● **Problem statement**
Locate the word "background" in the data below, then copy every line that holds it.

● **Extracted records**
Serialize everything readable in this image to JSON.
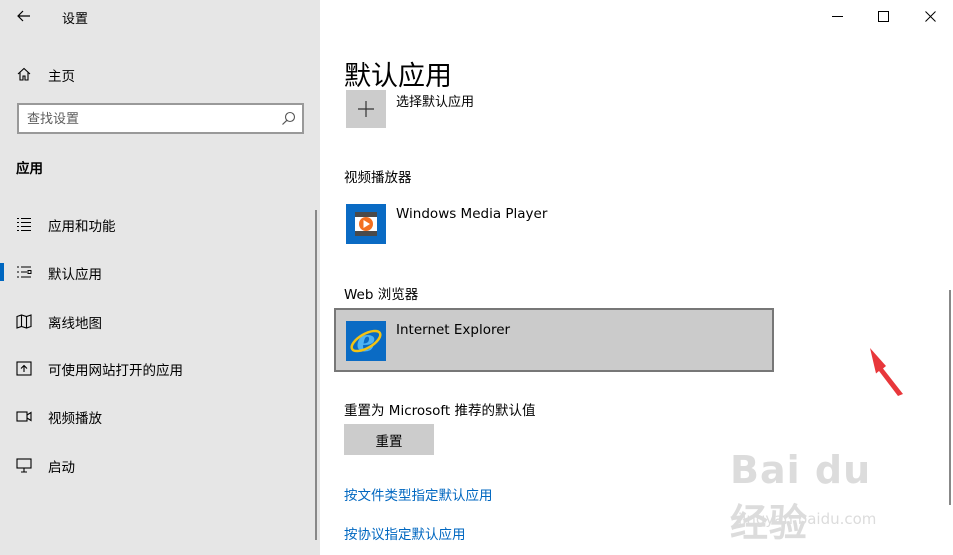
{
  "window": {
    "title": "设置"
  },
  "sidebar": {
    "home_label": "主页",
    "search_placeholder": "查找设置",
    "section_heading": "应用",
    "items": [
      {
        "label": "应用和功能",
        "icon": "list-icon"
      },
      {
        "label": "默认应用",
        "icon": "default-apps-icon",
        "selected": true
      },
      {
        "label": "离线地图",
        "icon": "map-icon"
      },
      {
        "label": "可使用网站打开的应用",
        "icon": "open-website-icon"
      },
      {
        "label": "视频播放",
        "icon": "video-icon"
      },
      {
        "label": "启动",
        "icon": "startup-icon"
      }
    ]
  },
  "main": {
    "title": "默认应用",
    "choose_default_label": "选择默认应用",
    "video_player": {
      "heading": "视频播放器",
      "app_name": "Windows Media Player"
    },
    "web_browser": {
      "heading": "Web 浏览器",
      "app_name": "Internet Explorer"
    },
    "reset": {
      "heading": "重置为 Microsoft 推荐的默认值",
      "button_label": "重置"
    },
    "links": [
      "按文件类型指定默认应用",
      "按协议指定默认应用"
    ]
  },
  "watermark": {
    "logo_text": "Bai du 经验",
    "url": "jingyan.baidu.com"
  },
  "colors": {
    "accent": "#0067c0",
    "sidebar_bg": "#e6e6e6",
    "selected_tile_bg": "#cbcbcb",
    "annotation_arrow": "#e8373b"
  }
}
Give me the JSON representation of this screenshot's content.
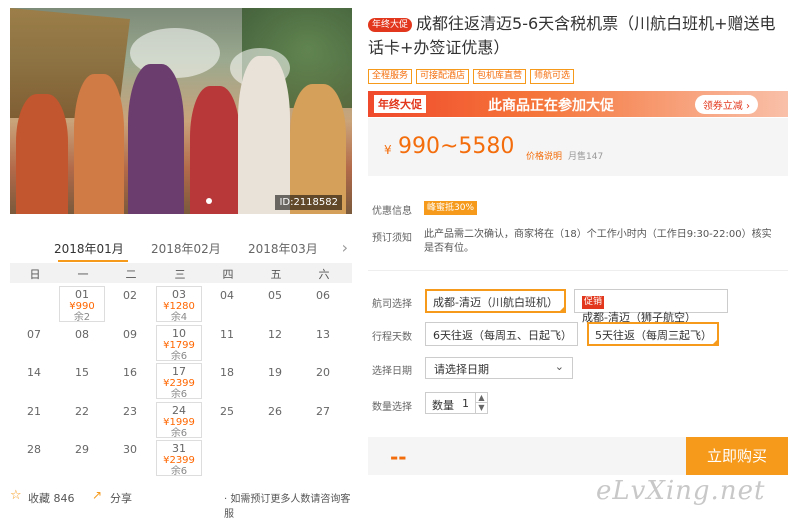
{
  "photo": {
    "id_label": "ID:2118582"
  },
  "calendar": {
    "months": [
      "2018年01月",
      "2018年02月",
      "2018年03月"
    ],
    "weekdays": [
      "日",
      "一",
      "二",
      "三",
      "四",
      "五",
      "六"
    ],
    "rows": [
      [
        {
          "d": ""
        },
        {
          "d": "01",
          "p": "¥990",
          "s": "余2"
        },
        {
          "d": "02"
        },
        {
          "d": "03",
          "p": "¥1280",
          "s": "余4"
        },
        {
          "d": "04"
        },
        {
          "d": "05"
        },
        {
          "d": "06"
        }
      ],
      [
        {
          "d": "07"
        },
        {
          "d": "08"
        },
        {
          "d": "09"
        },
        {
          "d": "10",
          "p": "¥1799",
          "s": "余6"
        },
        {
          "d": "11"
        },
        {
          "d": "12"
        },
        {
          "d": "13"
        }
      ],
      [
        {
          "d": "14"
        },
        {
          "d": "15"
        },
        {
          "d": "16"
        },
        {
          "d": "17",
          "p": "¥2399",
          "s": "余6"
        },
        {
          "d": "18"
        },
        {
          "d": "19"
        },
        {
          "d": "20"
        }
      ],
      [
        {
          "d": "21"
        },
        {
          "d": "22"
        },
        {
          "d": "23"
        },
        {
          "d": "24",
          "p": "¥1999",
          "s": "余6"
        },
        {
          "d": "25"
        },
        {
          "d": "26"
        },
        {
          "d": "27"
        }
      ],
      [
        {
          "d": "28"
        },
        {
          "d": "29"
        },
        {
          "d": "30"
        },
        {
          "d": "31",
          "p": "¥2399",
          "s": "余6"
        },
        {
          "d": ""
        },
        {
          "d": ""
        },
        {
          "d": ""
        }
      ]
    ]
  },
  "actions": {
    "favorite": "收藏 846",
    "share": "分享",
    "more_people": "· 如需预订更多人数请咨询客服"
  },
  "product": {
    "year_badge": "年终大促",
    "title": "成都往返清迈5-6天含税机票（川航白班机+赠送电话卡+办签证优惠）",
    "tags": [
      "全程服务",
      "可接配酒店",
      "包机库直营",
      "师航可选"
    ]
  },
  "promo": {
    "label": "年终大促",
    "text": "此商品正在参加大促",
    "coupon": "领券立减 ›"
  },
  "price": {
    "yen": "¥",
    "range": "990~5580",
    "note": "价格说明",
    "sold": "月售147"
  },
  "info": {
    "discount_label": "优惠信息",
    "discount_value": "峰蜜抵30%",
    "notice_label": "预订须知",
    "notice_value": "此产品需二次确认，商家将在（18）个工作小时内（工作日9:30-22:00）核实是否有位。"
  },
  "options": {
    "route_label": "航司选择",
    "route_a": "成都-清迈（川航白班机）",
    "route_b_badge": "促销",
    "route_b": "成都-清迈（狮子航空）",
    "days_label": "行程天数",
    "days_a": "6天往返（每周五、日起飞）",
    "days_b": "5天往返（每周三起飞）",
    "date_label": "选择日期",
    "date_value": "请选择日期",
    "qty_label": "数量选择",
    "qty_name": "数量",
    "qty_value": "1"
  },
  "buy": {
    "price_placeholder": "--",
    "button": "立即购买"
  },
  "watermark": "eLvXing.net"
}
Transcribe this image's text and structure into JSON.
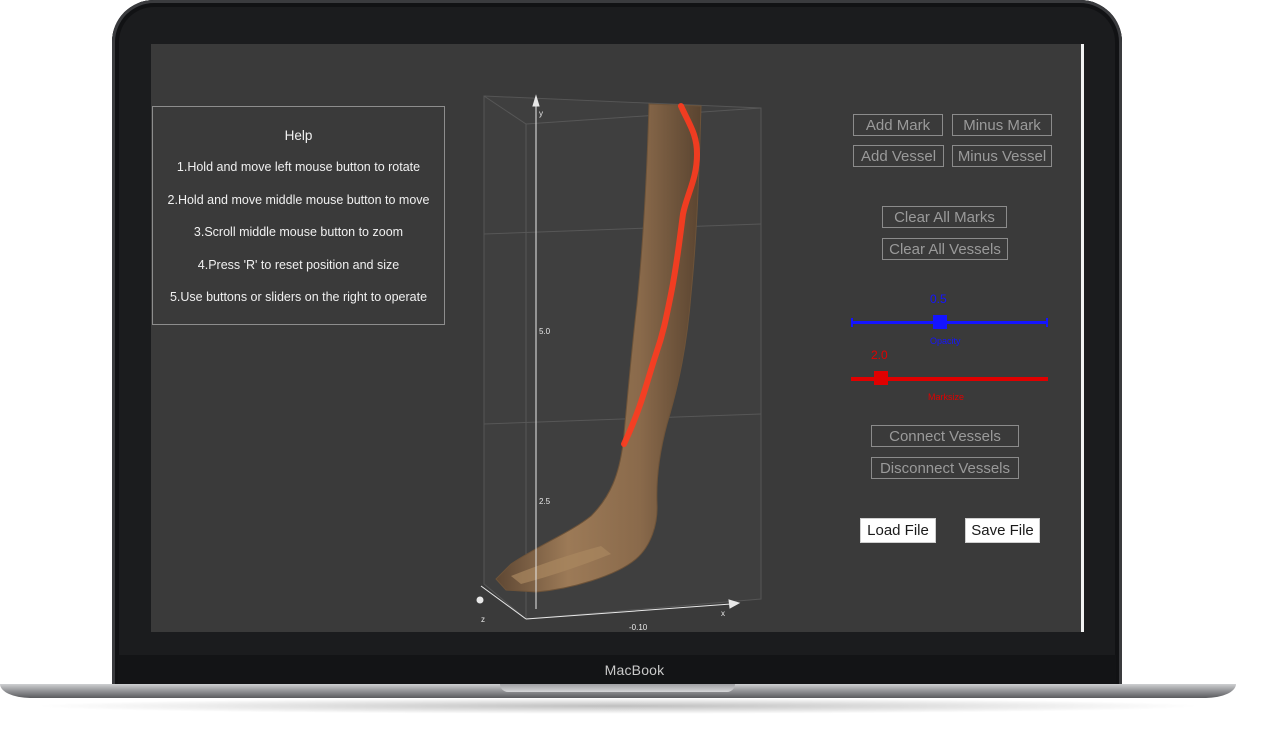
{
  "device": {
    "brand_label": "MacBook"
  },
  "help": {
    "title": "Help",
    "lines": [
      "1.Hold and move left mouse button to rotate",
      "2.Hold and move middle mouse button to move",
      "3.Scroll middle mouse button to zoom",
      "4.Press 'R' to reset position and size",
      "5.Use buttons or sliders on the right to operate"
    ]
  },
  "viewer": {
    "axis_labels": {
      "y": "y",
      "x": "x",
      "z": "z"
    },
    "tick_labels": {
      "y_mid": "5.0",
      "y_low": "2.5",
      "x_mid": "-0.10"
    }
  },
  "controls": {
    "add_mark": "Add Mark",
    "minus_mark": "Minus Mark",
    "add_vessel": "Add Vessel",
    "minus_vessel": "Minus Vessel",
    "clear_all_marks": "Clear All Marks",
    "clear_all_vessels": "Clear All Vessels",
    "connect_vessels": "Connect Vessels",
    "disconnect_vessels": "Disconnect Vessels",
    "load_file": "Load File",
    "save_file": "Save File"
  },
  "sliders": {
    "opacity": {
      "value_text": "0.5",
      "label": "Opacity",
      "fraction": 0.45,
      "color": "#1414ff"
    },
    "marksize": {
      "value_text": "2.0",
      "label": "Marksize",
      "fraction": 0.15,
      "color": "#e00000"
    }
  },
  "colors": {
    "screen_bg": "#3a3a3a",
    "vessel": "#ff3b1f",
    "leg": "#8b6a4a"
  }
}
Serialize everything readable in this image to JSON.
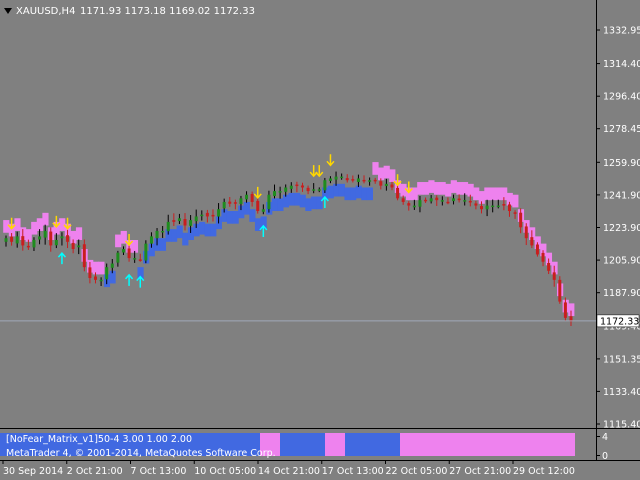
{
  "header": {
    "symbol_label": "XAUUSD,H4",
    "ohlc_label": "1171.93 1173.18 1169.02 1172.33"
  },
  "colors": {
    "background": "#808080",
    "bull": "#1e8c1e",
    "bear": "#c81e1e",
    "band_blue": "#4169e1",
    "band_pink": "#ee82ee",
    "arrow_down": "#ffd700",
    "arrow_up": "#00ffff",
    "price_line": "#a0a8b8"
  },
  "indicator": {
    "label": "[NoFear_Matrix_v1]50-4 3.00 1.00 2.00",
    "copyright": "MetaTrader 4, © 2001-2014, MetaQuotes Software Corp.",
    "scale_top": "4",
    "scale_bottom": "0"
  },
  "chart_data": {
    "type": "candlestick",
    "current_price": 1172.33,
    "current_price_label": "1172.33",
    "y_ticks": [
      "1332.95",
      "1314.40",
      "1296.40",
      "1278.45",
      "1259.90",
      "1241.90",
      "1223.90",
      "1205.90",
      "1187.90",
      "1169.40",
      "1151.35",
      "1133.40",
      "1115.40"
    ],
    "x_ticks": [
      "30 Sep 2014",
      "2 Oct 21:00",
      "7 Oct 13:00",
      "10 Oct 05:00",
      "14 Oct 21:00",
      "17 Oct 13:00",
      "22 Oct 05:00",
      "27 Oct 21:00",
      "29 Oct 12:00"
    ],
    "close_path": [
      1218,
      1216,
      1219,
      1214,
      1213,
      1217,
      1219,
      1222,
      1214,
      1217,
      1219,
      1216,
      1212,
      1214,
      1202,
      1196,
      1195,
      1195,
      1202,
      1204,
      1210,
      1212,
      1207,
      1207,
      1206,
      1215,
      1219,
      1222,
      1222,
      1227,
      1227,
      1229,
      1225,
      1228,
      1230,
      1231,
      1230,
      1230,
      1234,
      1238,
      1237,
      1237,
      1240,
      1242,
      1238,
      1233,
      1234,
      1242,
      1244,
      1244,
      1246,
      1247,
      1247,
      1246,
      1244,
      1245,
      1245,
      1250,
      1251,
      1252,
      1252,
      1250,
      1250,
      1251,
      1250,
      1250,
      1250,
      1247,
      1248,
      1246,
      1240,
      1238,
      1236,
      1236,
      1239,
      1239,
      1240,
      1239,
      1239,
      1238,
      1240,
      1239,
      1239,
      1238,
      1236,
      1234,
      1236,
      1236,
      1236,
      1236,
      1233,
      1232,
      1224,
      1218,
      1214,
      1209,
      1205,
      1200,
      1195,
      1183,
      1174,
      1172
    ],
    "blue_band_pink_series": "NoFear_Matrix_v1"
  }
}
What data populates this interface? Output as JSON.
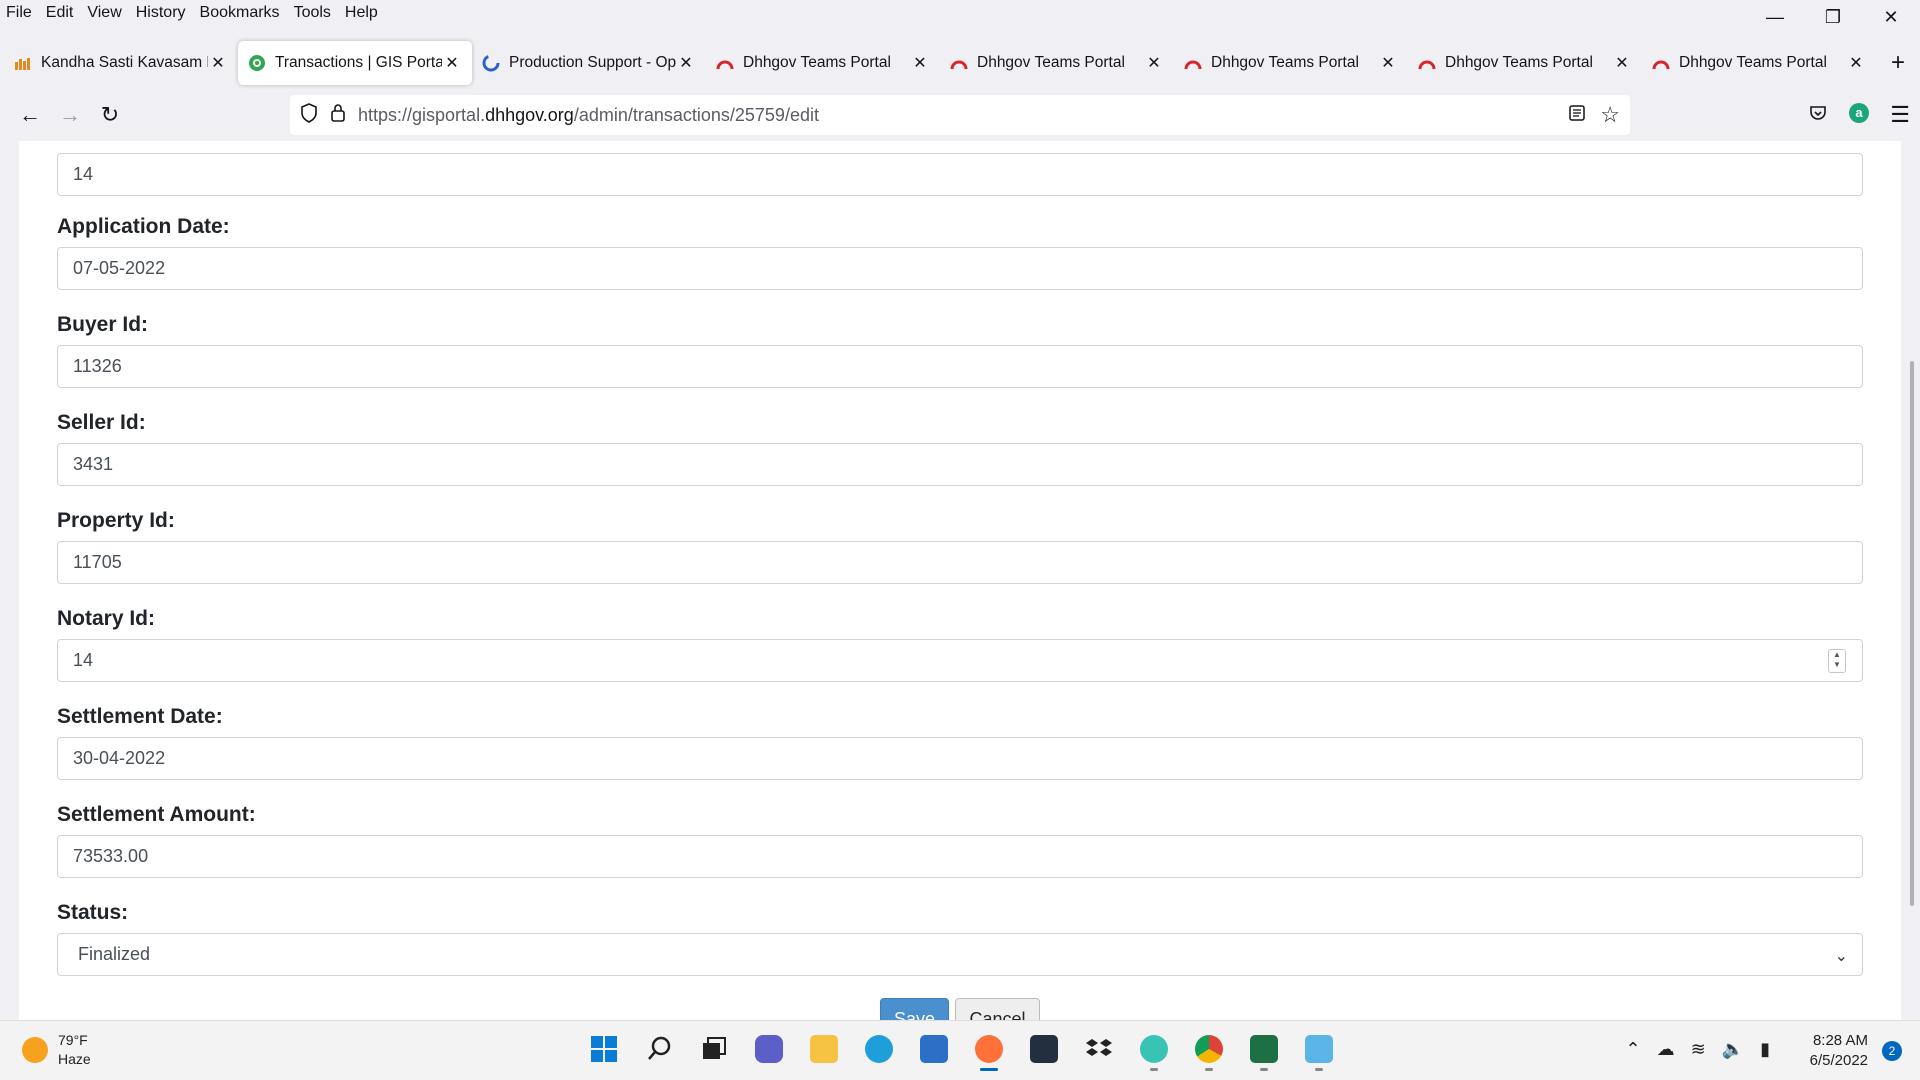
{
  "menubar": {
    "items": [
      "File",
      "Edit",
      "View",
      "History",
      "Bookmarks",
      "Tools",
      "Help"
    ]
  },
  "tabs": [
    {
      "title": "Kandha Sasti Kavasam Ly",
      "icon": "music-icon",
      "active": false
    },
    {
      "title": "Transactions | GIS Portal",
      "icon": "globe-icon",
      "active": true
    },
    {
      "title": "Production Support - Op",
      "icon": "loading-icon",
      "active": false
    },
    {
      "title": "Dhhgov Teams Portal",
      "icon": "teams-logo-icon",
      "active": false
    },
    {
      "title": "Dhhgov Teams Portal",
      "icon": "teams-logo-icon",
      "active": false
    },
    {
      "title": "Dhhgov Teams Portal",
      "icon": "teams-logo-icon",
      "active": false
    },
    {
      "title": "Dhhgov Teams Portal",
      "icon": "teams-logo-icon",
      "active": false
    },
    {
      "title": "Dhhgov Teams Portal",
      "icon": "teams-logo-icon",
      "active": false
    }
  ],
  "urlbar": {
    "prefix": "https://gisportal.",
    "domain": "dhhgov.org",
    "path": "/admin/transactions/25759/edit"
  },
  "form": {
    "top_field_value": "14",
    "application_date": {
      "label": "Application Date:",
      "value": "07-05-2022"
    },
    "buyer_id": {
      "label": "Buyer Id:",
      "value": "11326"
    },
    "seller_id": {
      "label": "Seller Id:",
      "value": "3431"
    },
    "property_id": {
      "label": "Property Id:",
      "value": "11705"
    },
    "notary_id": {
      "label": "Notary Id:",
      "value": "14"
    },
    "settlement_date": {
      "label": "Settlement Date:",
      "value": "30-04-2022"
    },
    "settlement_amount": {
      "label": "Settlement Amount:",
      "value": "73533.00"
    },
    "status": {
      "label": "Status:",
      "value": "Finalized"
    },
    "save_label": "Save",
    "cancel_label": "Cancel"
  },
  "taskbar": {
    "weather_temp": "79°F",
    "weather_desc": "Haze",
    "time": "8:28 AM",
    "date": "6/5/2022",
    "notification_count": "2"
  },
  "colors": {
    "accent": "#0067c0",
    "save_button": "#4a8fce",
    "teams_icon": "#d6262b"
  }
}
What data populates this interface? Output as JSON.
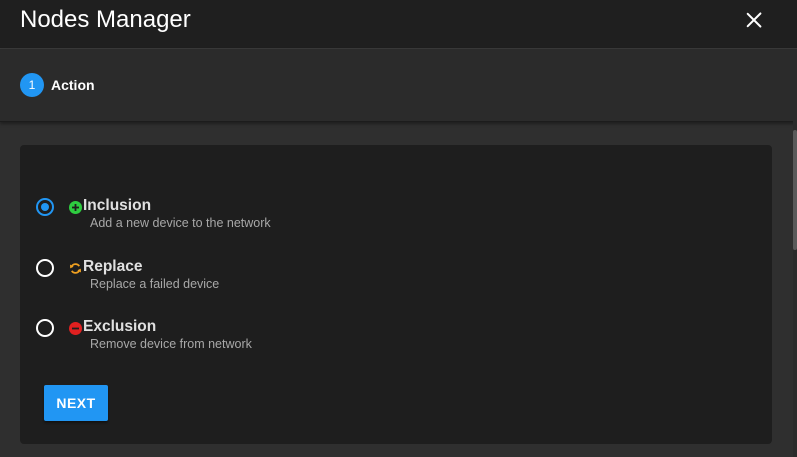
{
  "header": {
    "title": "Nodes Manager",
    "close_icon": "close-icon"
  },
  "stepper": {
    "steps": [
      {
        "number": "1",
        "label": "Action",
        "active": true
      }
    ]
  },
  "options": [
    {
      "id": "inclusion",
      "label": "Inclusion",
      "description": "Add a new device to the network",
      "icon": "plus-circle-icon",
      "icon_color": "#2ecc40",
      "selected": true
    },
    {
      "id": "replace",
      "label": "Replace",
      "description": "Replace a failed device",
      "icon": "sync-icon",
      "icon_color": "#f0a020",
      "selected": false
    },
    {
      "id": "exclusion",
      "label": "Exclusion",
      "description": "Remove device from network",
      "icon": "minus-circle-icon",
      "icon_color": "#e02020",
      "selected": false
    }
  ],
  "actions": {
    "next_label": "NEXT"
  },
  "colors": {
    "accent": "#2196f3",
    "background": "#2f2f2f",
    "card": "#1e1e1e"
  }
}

● **Answer to the problem**
    "background": "#808080",
    "background": "#2f2f2f",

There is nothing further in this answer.